● **SUPPLIED MATERIAL**:
★ ★ ★ ★ ★ ★ ★

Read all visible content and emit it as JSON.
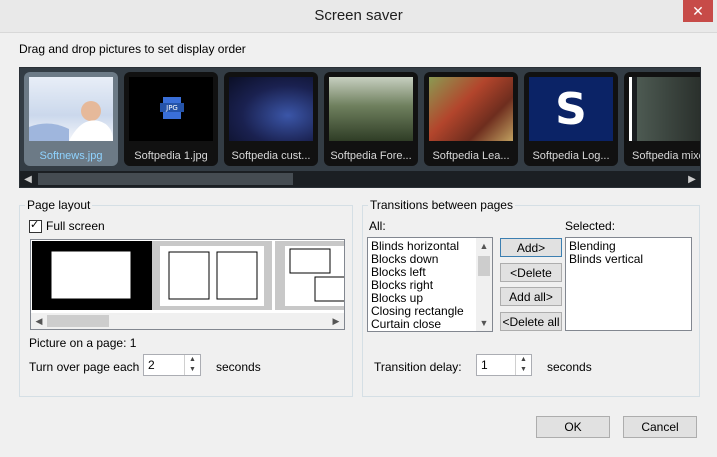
{
  "window": {
    "title": "Screen saver",
    "close_glyph": "✕"
  },
  "instruction": "Drag and drop pictures to set display order",
  "thumbnails": [
    {
      "caption": "Softnews.jpg",
      "selected": true,
      "color": "#dfe8f5"
    },
    {
      "caption": "Softpedia 1.jpg",
      "selected": false,
      "color": "#000000"
    },
    {
      "caption": "Softpedia cust...",
      "selected": false,
      "color": "#1d2a5c"
    },
    {
      "caption": "Softpedia Fore...",
      "selected": false,
      "color": "#4b5d3f"
    },
    {
      "caption": "Softpedia Lea...",
      "selected": false,
      "color": "#7a4a2f"
    },
    {
      "caption": "Softpedia Log...",
      "selected": false,
      "color": "#0a1e5a"
    },
    {
      "caption": "Softpedia mixe",
      "selected": false,
      "color": "#2c3238"
    }
  ],
  "jpg_badge": "JPG",
  "logo_letter": "S",
  "page_layout": {
    "label": "Page layout",
    "full_screen_label": "Full screen",
    "full_screen_checked": true,
    "picture_on_page": "Picture on a page: 1",
    "turn_over_label": "Turn over page each",
    "turn_over_value": "2",
    "seconds_label": "seconds"
  },
  "transitions": {
    "label": "Transitions between pages",
    "all_label": "All:",
    "selected_label": "Selected:",
    "all_items": [
      "Blinds horizontal",
      "Blocks down",
      "Blocks left",
      "Blocks right",
      "Blocks up",
      "Closing rectangle",
      "Curtain close"
    ],
    "selected_items": [
      "Blending",
      "Blinds vertical"
    ],
    "add_label": "Add>",
    "delete_label": "<Delete",
    "add_all_label": "Add all>",
    "delete_all_label": "<Delete all",
    "delay_label": "Transition delay:",
    "delay_value": "1",
    "seconds_label": "seconds"
  },
  "footer": {
    "ok_label": "OK",
    "cancel_label": "Cancel"
  }
}
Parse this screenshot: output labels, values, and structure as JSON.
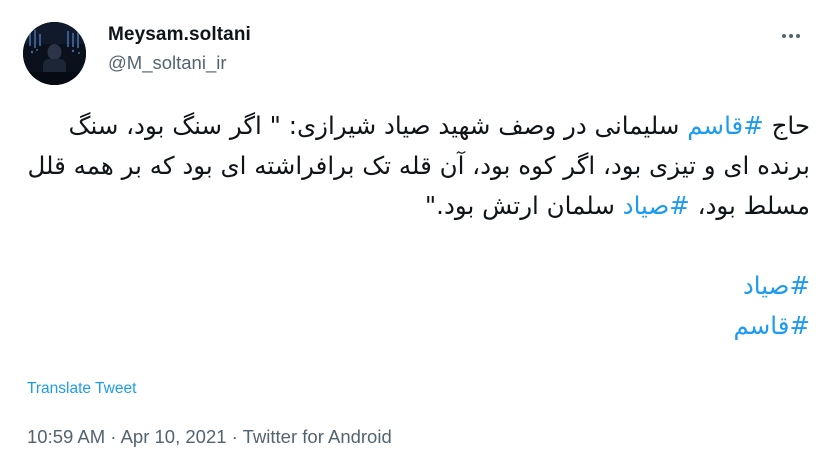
{
  "author": {
    "display_name": "Meysam.soltani",
    "handle": "@M_soltani_ir"
  },
  "tweet": {
    "line1_prefix": "حاج ",
    "hashtag_qasem": "#قاسم",
    "line1_rest": " سلیمانی در وصف شهید صیاد شیرازی: \" اگر سنگ بود، سنگ برنده ای و تیزی بود، اگر کوه بود، آن قله تک برافراشته ای بود که بر همه قلل مسلط بود، ",
    "hashtag_sayad": "#صیاد",
    "line_end": " سلمان ارتش بود.\"",
    "tag1": "#صیاد",
    "tag2": "#قاسم"
  },
  "translate_label": "Translate Tweet",
  "meta": {
    "time": "10:59 AM",
    "separator": " · ",
    "date": "Apr 10, 2021",
    "source": "Twitter for Android"
  },
  "colors": {
    "link": "#1d9bf0",
    "text": "#0f1419",
    "muted": "#536471"
  },
  "icons": {
    "more": "more-horizontal-icon"
  }
}
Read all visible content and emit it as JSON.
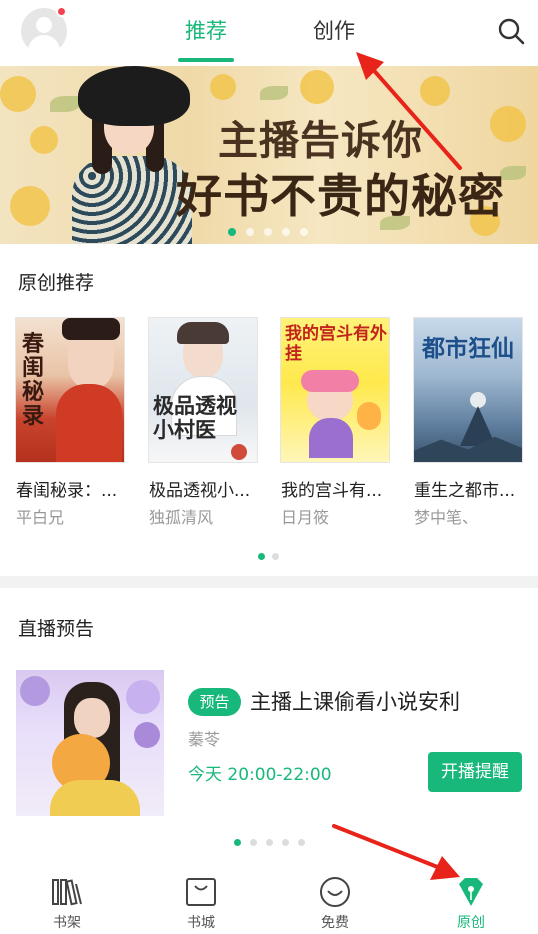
{
  "header": {
    "tabs": [
      {
        "label": "推荐",
        "active": true
      },
      {
        "label": "创作",
        "active": false
      }
    ],
    "avatar_has_notification": true,
    "search_icon": "search-icon"
  },
  "banner": {
    "line1": "主播告诉你",
    "line2": "好书不贵的秘密",
    "dots_total": 5,
    "dots_active_index": 0
  },
  "original_recommend": {
    "title": "原创推荐",
    "books": [
      {
        "title": "春闺秘录：...",
        "author": "平白兄",
        "cover_text": "春闺秘录"
      },
      {
        "title": "极品透视小...",
        "author": "独孤清风",
        "cover_text": "极品透视小村医"
      },
      {
        "title": "我的宫斗有...",
        "author": "日月筱",
        "cover_text": "我的宫斗有外挂"
      },
      {
        "title": "重生之都市...",
        "author": "梦中笔、",
        "cover_text": "都市狂仙"
      }
    ],
    "dots_total": 2,
    "dots_active_index": 0
  },
  "live_preview": {
    "title": "直播预告",
    "badge": "预告",
    "show_title": "主播上课偷看小说安利",
    "host": "蓁苓",
    "time": "今天 20:00-22:00",
    "remind_button": "开播提醒",
    "dots_total": 5,
    "dots_active_index": 0
  },
  "bottom_nav": {
    "items": [
      {
        "label": "书架",
        "icon": "bookshelf-icon",
        "active": false
      },
      {
        "label": "书城",
        "icon": "bookstore-bag-icon",
        "active": false
      },
      {
        "label": "免费",
        "icon": "smiley-icon",
        "active": false
      },
      {
        "label": "原创",
        "icon": "gem-pen-icon",
        "active": true
      }
    ]
  },
  "colors": {
    "accent": "#18b87a",
    "annotation_arrow": "#e8231a",
    "notification_dot": "#f3424f"
  }
}
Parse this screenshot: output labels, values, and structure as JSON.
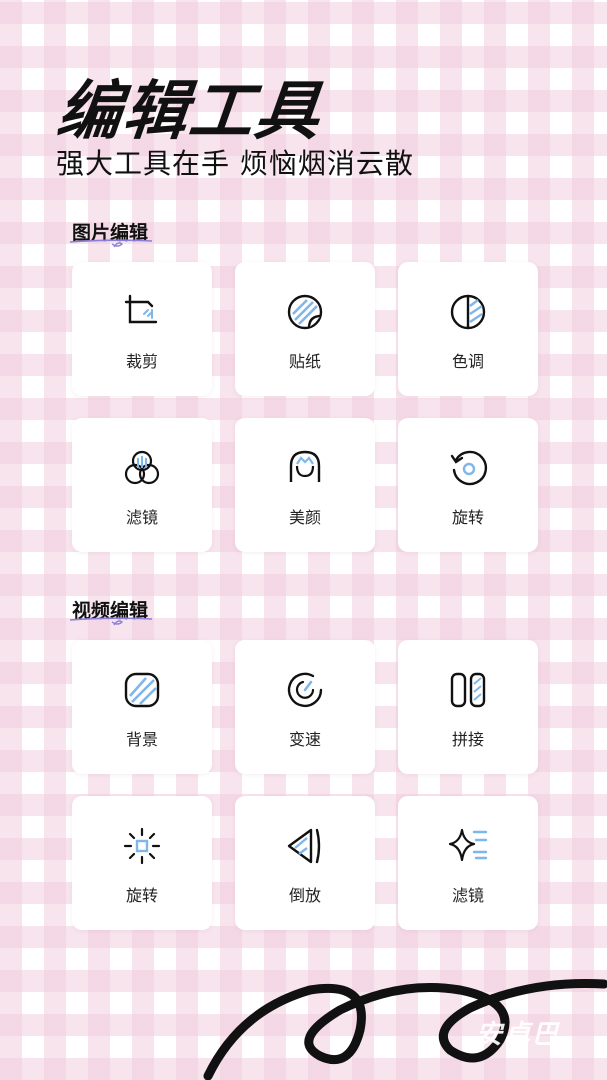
{
  "hero": {
    "title": "编辑工具",
    "subtitle": "强大工具在手 烦恼烟消云散"
  },
  "sections": [
    {
      "title": "图片编辑",
      "items": [
        {
          "label": "裁剪",
          "icon": "crop-icon"
        },
        {
          "label": "贴纸",
          "icon": "sticker-icon"
        },
        {
          "label": "色调",
          "icon": "tone-icon"
        },
        {
          "label": "滤镜",
          "icon": "filter-icon"
        },
        {
          "label": "美颜",
          "icon": "beauty-icon"
        },
        {
          "label": "旋转",
          "icon": "rotate-icon"
        }
      ]
    },
    {
      "title": "视频编辑",
      "items": [
        {
          "label": "背景",
          "icon": "background-icon"
        },
        {
          "label": "变速",
          "icon": "speed-icon"
        },
        {
          "label": "拼接",
          "icon": "splice-icon"
        },
        {
          "label": "旋转",
          "icon": "sun-rotate-icon"
        },
        {
          "label": "倒放",
          "icon": "reverse-icon"
        },
        {
          "label": "滤镜",
          "icon": "sparkle-filter-icon"
        }
      ]
    }
  ],
  "watermark": "安卓巴",
  "colors": {
    "accent_blue": "#7fb6ec",
    "stroke": "#111111",
    "checker_pink": "#f1cdde"
  }
}
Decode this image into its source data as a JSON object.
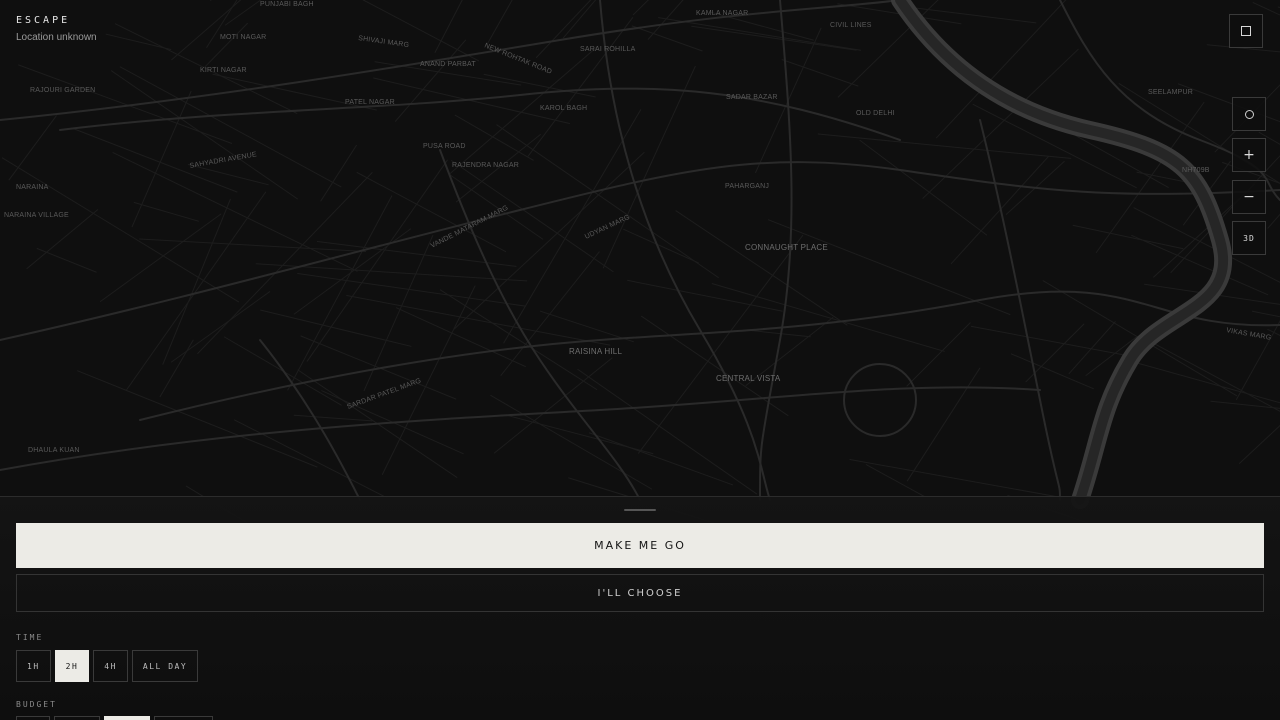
{
  "brand": {
    "title": "ESCAPE",
    "subtitle": "Location unknown"
  },
  "map": {
    "labels": [
      {
        "text": "PUNJABI BAGH"
      },
      {
        "text": "KAMLA NAGAR"
      },
      {
        "text": "CIVIL LINES"
      },
      {
        "text": "MOTI NAGAR"
      },
      {
        "text": "SHIVAJI MARG"
      },
      {
        "text": "NEW ROHTAK ROAD"
      },
      {
        "text": "SARAI ROHILLA"
      },
      {
        "text": "KIRTI NAGAR"
      },
      {
        "text": "ANAND PARBAT"
      },
      {
        "text": "RAJOURI GARDEN"
      },
      {
        "text": "PATEL NAGAR"
      },
      {
        "text": "KAROL BAGH"
      },
      {
        "text": "SADAR BAZAR"
      },
      {
        "text": "OLD DELHI"
      },
      {
        "text": "SEELAMPUR"
      },
      {
        "text": "PUSA ROAD"
      },
      {
        "text": "RAJENDRA NAGAR"
      },
      {
        "text": "SAHYADRI AVENUE"
      },
      {
        "text": "PAHARGANJ"
      },
      {
        "text": "NARAINA"
      },
      {
        "text": "NARAINA VILLAGE"
      },
      {
        "text": "VANDE MATARAM MARG"
      },
      {
        "text": "UDYAN MARG"
      },
      {
        "text": "CONNAUGHT PLACE"
      },
      {
        "text": "RAISINA HILL"
      },
      {
        "text": "CENTRAL VISTA"
      },
      {
        "text": "SARDAR PATEL MARG"
      },
      {
        "text": "DHAULA KUAN"
      },
      {
        "text": "VIKAS MARG"
      },
      {
        "text": "NH709B"
      }
    ]
  },
  "controls": {
    "three_d_label": "3D",
    "zoom_in_label": "+",
    "zoom_out_label": "−"
  },
  "panel": {
    "primary_button": "MAKE ME GO",
    "secondary_button": "I'LL CHOOSE",
    "time": {
      "label": "TIME",
      "options": [
        "1H",
        "2H",
        "4H",
        "ALL DAY"
      ],
      "selected": "2H"
    },
    "budget": {
      "label": "BUDGET"
    }
  },
  "colors": {
    "background": "#0e0e0e",
    "road": "#2a2a2a",
    "river": "#3a3a3a",
    "accent_light": "#ecebe6"
  }
}
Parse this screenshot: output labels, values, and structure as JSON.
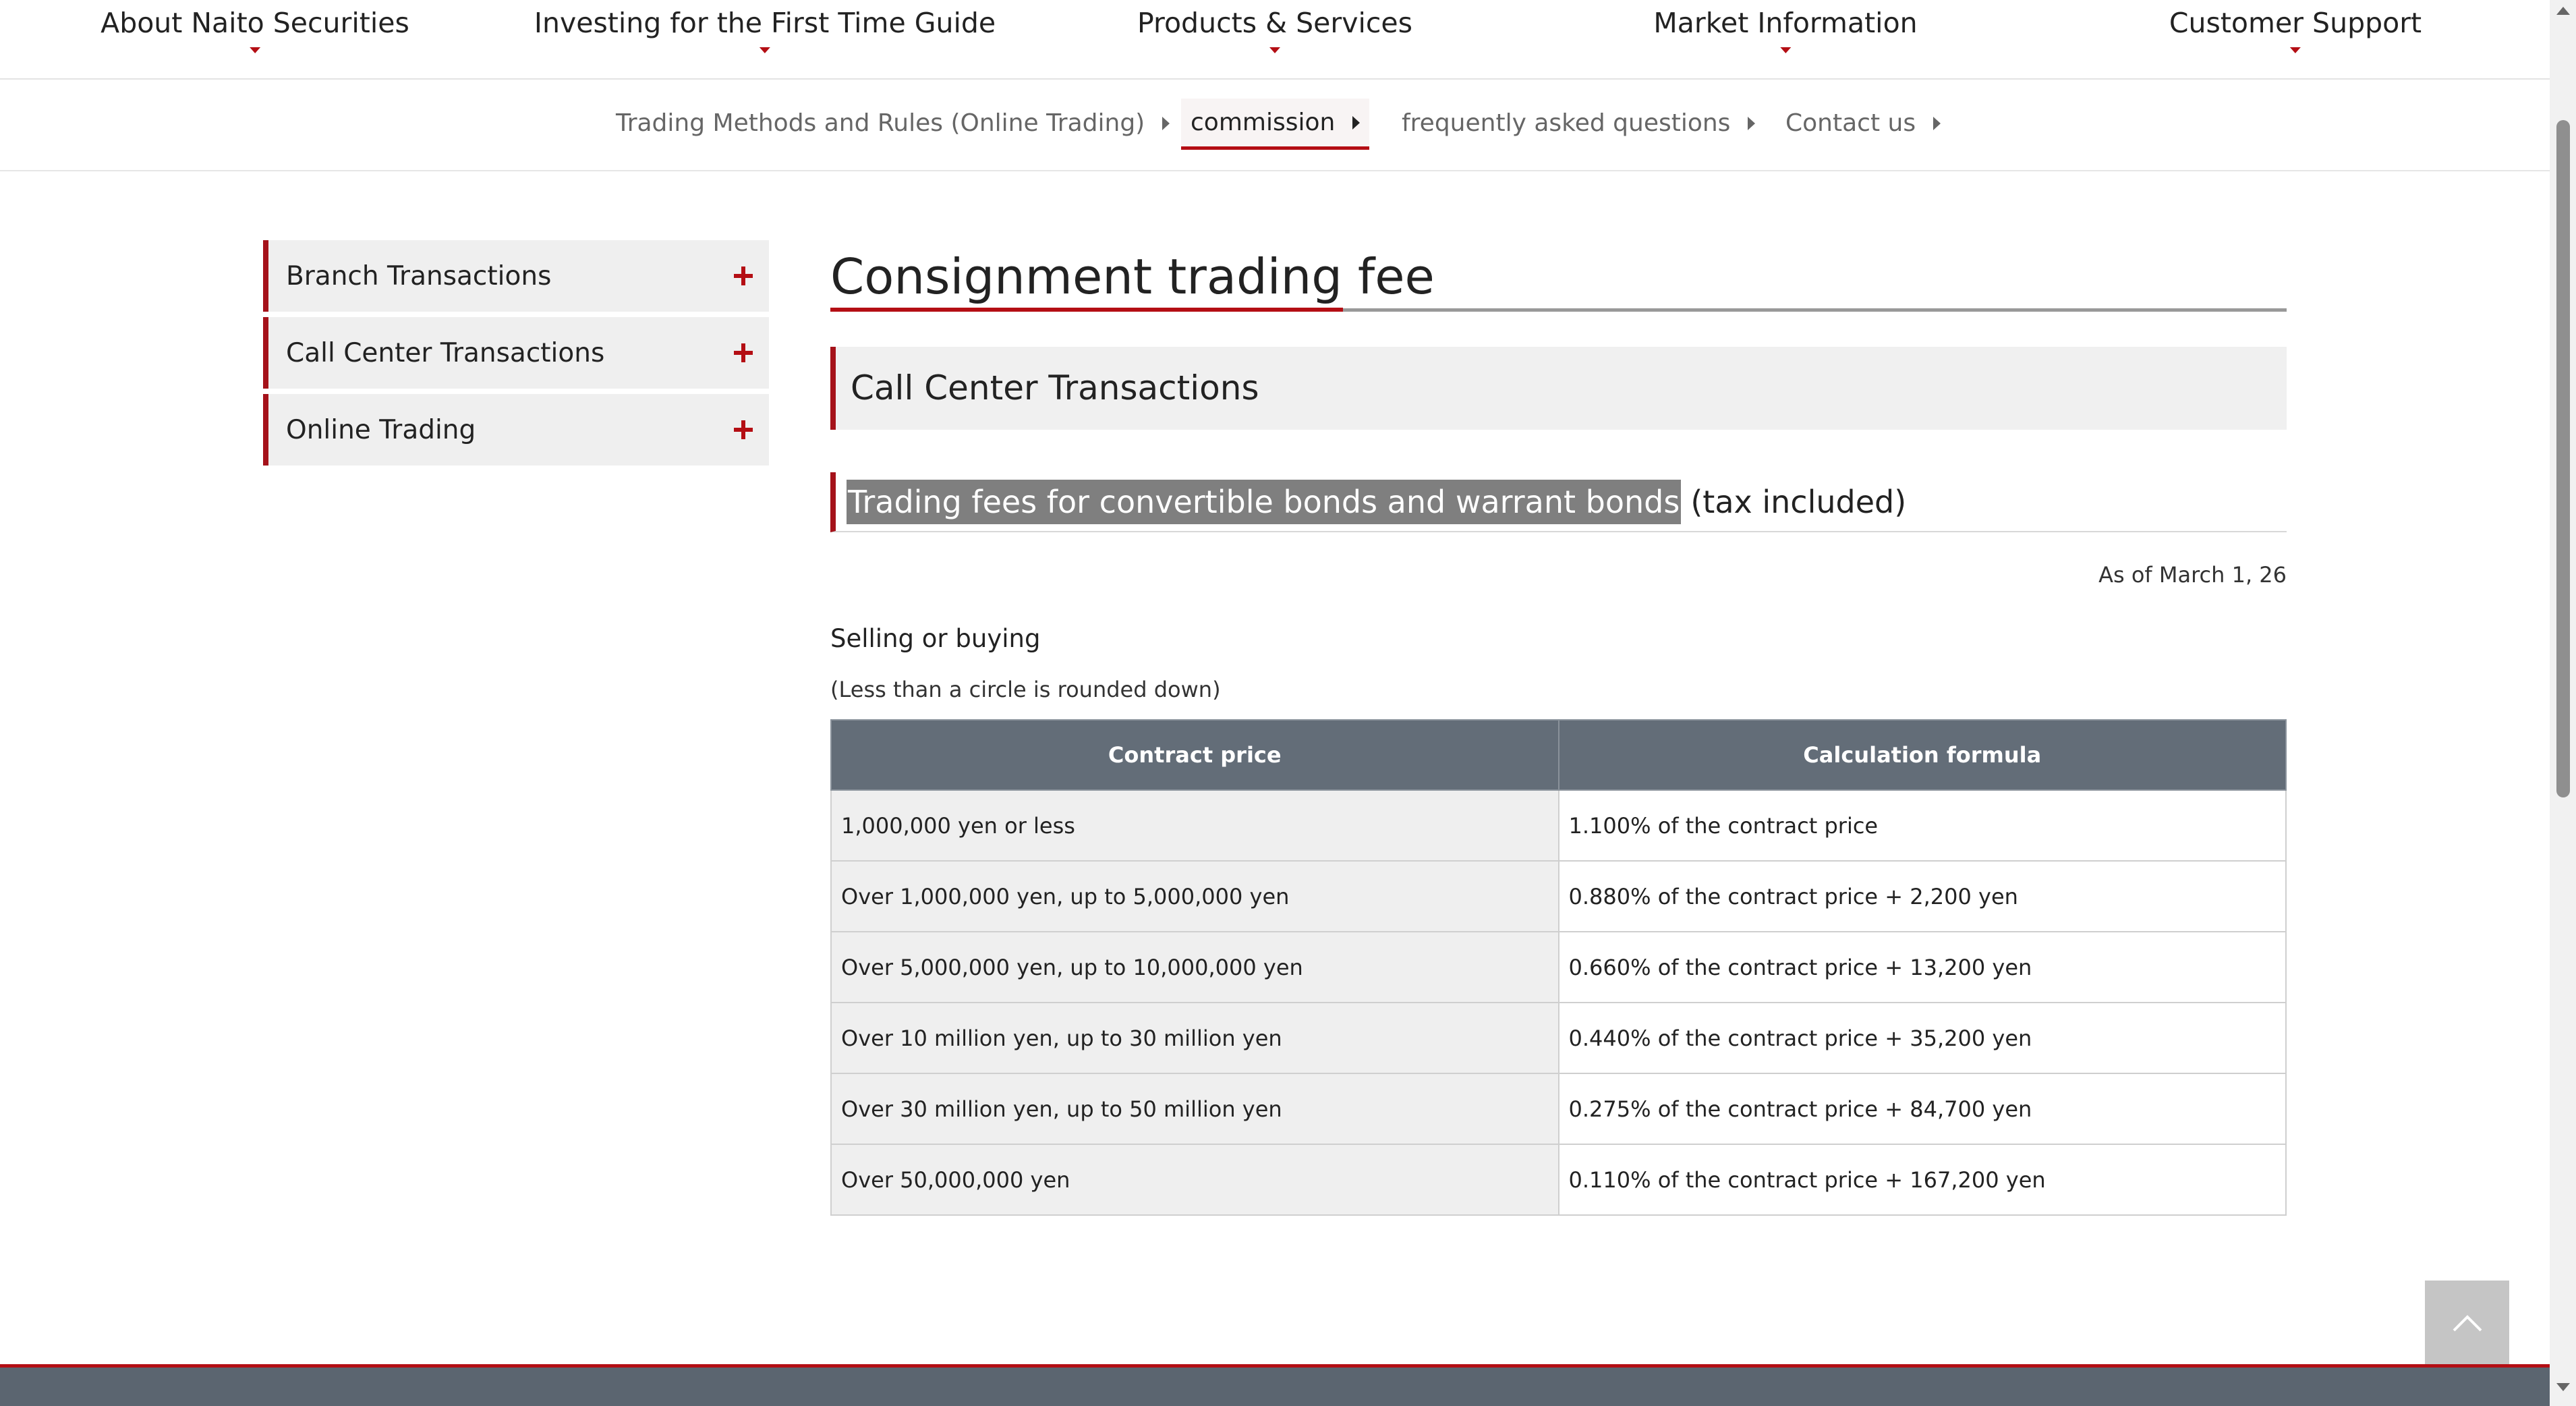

★ ★ ★ ★ ★ ★ ★

Say how many lines in the records hold the string "NAGAR", and say nothing else.

5